As to the reasonableness of the attorney's fees sought, petitioner's counsel has provided a record of time spent on this proceeding. CPLR 8602(b) provides, inter alia, that a party seeking an award of fees and other expenses, shall ... submit to the court an application which sets forth ... an itemized statement from every attorney or expert witness for whom fees or expenses are sought stating the actual time expended and the rate at which such fees and expenses are claimed". CPLR 8601(a) provides that "[f]ees shall be determined pursuant to prevailing market rates for the kind and quality of the services furnished." Respondent argues that the time records submitted contain many entries where services and tasks are lumped together and provides a listing of dates with respect to billing entries for the Court to review, however, respondent provides no specific argument or analysis with respect to any of such entries. Based upon a review of petitioner's attorney billing statements, the Court does not find such specifically noted entries to be vague and nonspecific so as to require a reduction in the hours expended.
Respondent further conclusorily argues that a reduction of hours is proper as the case does not involve complex law or facts and the administrative record is not voluminous, noting that the hearing transcript is only 30 pages and there is just one tape of recorded telephone conversations. Again, however, respondent provided no analysis or legal authority supporting such conclusory assertion nor any indication of how much time specifically should be discounted. Respondent further argues that petitioner's attorney has no right to seek additional compensation in the future.
As to the rate, petitioner's counsel has submitted the affidavit of Michael E. Cassidy, Esq., Litigation Coordinator and Managing Attorney of Prisoners' Legal Services of New York, noting that he has requested and been awarded attorney's fees in a number of prisoner Article 78 proceedings at an hourly rate of $275.00. Accordingly, while petitioner's counsel requests $300.00 an hour with respect to his services (unrelated to travel expenses), the Court will authorize a rate of $275.00 an hour.
Upon the Court's review and there being no adequate opposition to the amounts sought, the Court finds petitioner's application complies with CPLR 8601(b) and that petitioner's papers support a finding that the fees sought decreased to an hourly rate of $275.00 with respect to the 39.7 hours charged prior to the filing of the reply, and $150.00 with respect to the 3 hours of travel time, are reasonable and consistent with the prevailing market rates for the kind and quality of services furnished. With respect to the reply furnished in this matter, the Court finds that 6 hours is excessive given that the initial application required 9.3 hours and accordingly, will only authorize 3 hours of attorney's fees and the Court will not permit recovery of prospective future attorney's fees.
Otherwise, the Court has reviewed the parties' remaining arguments and finds them either unpersuasive or unnecessary to consider given the Court's determination.
The Court observes that certain records of a confidential nature relating to the petitioner were submitted to the Court as a part of the record. The Court, by separate order, is sealing all records submitted for in camera review.
Based upon the foregoing, it is hereby
ORDERED that the relief requested in petitioner's application is granted in part in that petitioner is awarded $12,192.50 in attorney's fees to be paid directly to petitioner's counsel within thirty days of notice of entry herein.

> _Material shown_
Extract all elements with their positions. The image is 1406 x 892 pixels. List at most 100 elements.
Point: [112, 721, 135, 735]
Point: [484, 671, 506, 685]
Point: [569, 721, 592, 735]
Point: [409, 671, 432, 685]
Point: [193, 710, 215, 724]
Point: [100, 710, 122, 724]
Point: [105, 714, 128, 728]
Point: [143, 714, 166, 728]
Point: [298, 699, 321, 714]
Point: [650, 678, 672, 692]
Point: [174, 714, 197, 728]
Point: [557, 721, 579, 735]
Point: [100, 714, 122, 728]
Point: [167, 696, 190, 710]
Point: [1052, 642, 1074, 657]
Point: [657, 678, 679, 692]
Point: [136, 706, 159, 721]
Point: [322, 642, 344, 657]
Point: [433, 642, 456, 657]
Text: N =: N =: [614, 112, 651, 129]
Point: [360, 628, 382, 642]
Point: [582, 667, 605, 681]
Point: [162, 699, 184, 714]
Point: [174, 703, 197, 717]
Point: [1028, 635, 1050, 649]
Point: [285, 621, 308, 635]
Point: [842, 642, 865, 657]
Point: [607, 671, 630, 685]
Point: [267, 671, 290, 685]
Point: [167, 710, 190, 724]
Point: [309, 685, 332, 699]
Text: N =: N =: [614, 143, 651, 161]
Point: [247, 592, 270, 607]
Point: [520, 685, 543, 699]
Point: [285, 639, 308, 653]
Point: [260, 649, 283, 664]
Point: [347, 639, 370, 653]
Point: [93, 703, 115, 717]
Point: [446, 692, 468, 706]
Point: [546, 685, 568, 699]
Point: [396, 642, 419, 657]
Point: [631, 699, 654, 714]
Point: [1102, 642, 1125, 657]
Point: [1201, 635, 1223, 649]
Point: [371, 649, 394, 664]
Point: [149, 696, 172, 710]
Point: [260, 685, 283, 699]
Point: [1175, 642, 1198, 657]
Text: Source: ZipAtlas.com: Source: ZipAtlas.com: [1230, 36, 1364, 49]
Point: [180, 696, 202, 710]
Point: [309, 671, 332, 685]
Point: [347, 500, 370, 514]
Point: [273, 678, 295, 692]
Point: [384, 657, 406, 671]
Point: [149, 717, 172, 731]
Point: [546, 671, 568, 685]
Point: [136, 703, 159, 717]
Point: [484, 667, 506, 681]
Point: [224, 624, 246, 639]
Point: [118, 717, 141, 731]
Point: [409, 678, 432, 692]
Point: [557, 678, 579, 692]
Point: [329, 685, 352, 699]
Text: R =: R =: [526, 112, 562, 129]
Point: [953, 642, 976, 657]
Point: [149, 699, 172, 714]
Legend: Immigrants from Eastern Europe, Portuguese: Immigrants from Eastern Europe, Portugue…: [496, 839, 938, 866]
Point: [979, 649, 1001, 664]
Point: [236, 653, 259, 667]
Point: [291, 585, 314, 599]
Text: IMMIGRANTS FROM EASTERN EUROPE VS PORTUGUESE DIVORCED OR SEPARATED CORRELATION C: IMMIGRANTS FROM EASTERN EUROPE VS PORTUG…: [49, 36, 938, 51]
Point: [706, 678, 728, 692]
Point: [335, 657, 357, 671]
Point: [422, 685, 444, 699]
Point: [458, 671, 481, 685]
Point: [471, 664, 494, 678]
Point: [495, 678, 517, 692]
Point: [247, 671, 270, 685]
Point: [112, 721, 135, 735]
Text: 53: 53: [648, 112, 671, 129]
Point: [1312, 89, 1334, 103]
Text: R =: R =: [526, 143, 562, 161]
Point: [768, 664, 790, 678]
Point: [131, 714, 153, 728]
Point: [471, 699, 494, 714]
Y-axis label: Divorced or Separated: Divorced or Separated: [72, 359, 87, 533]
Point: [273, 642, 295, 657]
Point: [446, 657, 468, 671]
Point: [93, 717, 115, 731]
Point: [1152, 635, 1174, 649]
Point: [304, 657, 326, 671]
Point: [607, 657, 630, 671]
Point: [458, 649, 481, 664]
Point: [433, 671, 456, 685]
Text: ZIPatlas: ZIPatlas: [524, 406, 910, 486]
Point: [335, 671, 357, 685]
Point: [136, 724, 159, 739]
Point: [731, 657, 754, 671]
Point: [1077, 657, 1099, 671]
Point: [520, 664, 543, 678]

> _Task list_
1 > List each distinct dollar amount that appears in the attorney's fees decision, giving each only once.
2 > Print the passage of the attorney's fees decision from "Otherwise, the Court" up to and including "the Court's determination.".

> _Exercise responses_
1 >
$275.00
$300.00
$150.00
$12,192.50

2 >
Otherwise, the Court has reviewed the parties' remaining arguments and finds them either unpersuasive or unnecessary to consider given the Court's determination.